§ **What is being asked**
Include in the output the line containing "What text is on this page?" and each subsequent line of the records, through the end, transcribed exactly. Add nothing else.

Data records
§ §
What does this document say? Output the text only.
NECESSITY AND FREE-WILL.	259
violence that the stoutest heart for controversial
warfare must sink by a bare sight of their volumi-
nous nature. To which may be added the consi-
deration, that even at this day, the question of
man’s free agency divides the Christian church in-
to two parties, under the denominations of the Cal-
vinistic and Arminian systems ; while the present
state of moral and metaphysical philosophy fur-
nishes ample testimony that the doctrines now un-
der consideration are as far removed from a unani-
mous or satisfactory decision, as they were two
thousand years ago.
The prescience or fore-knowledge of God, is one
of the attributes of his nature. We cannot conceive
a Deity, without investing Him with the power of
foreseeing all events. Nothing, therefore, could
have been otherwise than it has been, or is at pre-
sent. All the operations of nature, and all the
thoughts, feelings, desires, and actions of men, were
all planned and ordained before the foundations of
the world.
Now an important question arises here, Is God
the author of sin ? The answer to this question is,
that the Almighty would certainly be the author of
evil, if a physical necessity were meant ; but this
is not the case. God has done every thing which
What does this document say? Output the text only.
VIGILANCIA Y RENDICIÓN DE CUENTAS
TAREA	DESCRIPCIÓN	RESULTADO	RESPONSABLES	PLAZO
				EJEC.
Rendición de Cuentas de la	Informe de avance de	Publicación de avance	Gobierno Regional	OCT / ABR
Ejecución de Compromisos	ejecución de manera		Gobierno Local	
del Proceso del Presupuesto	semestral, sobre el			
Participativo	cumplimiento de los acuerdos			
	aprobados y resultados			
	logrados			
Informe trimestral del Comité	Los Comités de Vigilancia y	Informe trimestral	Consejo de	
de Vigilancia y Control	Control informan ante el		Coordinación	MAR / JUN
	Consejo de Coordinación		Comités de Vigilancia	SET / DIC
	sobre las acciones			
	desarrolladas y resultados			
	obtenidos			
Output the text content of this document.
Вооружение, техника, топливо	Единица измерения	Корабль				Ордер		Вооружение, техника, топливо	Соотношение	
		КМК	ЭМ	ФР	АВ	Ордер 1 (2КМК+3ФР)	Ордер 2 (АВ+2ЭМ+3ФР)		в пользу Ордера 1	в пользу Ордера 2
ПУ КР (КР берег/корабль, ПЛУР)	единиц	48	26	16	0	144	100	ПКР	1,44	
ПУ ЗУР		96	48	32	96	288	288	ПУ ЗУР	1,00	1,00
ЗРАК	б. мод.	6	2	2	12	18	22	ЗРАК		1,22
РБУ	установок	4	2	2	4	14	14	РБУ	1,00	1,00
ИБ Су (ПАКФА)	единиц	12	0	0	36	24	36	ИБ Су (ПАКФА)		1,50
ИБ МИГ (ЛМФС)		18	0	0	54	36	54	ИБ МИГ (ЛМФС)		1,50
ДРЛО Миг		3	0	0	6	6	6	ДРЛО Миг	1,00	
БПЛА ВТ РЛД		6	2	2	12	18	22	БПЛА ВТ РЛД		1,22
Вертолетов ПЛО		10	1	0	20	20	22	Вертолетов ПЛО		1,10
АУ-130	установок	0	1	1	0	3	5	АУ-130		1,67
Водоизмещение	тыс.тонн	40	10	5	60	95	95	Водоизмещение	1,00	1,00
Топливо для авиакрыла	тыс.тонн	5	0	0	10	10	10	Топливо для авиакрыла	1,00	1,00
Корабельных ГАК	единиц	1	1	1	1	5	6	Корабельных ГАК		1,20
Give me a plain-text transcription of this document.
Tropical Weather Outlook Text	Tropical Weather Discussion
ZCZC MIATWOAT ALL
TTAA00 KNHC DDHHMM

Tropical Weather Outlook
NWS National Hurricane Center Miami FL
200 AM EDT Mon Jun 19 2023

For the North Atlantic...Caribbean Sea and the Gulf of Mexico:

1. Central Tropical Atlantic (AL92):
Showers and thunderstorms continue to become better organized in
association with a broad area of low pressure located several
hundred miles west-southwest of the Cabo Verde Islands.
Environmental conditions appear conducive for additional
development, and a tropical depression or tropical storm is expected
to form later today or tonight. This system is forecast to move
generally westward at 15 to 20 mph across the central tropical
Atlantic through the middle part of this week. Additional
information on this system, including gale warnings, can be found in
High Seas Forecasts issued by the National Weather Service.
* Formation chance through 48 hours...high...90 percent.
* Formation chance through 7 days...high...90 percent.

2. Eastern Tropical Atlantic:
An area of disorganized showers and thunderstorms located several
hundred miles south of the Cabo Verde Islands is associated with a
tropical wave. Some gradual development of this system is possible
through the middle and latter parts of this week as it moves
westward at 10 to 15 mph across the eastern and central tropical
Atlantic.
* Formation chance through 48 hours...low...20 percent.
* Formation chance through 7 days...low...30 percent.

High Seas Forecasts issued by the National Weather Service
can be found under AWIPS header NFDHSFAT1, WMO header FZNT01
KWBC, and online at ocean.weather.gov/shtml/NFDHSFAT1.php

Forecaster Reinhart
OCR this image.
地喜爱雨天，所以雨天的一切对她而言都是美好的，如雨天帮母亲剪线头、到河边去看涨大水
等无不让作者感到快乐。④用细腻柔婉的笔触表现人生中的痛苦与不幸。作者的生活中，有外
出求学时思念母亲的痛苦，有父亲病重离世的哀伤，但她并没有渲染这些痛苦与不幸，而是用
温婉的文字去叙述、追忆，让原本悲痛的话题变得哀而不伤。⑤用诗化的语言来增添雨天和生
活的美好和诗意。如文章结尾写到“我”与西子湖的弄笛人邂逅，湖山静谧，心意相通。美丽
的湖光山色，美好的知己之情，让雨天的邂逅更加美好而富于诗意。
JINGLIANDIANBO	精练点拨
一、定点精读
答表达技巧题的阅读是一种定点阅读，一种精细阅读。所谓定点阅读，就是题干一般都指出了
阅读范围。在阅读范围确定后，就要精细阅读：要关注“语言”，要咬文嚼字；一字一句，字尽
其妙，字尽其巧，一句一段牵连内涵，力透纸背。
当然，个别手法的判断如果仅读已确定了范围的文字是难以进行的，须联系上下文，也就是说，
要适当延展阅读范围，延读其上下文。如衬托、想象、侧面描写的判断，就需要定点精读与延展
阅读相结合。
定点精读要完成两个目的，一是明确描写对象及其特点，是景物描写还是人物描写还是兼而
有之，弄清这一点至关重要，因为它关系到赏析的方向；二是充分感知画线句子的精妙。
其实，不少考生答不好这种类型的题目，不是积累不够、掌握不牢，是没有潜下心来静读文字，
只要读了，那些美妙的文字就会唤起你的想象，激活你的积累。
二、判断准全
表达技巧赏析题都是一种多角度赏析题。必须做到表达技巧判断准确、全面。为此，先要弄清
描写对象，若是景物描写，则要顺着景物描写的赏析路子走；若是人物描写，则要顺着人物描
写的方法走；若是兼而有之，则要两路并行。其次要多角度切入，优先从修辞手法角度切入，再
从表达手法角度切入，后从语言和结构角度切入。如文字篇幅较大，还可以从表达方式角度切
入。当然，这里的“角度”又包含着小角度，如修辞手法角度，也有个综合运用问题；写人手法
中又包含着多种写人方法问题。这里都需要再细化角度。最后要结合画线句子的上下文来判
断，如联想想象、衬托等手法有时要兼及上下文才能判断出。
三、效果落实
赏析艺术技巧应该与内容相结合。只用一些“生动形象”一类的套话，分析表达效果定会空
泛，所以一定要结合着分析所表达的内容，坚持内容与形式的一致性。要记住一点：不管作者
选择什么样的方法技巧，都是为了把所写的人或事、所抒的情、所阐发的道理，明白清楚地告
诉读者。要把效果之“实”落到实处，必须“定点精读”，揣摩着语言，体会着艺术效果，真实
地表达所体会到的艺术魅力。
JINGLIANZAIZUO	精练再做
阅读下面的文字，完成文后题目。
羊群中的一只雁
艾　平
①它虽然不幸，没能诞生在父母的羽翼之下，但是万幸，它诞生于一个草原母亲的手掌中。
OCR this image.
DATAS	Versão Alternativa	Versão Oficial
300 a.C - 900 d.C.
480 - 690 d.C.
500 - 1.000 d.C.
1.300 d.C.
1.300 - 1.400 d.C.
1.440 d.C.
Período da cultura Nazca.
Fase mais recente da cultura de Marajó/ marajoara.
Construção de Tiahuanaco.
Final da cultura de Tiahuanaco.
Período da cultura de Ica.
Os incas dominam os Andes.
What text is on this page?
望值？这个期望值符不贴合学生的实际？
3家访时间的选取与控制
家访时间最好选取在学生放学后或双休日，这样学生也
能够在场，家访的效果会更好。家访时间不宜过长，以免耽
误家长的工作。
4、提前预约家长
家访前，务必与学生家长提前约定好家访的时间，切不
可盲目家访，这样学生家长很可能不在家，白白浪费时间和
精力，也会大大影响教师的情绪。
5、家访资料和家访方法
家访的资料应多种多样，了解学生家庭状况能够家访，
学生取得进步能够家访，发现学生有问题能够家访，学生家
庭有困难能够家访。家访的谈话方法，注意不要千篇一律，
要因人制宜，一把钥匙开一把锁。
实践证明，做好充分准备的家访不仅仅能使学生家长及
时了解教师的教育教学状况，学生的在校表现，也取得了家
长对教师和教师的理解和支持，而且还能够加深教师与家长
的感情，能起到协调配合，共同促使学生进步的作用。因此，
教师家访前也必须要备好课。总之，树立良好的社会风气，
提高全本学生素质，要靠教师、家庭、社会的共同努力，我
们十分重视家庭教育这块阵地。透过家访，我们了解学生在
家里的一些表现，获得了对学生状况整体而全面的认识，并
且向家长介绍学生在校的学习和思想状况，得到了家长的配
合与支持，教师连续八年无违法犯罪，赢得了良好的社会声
§ §
§ **Final result**
What text is on this page?
望值？这个期望值符不贴合学生的实际？
3家访时间的选取与控制
家访时间最好选取在学生放学后或双休日，这样学生也
能够在场，家访的效果会更好。家访时间不宜过长，以免耽
误家长的工作。
4、提前预约家长
家访前，务必与学生家长提前约定好家访的时间，切不
可盲目家访，这样学生家长很可能不在家，白白浪费时间和
精力，也会大大影响教师的情绪。
5、家访资料和家访方法
家访的资料应多种多样，了解学生家庭状况能够家访，
学生取得进步能够家访，发现学生有问题能够家访，学生家
庭有困难能够家访。家访的谈话方法，注意不要千篇一律，
要因人制宜，一把钥匙开一把锁。
实践证明，做好充分准备的家访不仅仅能使学生家长及
时了解教师的教育教学状况，学生的在校表现，也取得了家
长对教师和教师的理解和支持，而且还能够加深教师与家长
的感情，能起到协调配合，共同促使学生进步的作用。因此，
教师家访前也必须要备好课。总之，树立良好的社会风气，
提高全本学生素质，要靠教师、家庭、社会的共同努力，我
们十分重视家庭教育这块阵地。透过家访，我们了解学生在
家里的一些表现，获得了对学生状况整体而全面的认识，并
且向家长介绍学生在校的学习和思想状况，得到了家长的配
合与支持，教师连续八年无违法犯罪，赢得了良好的社会声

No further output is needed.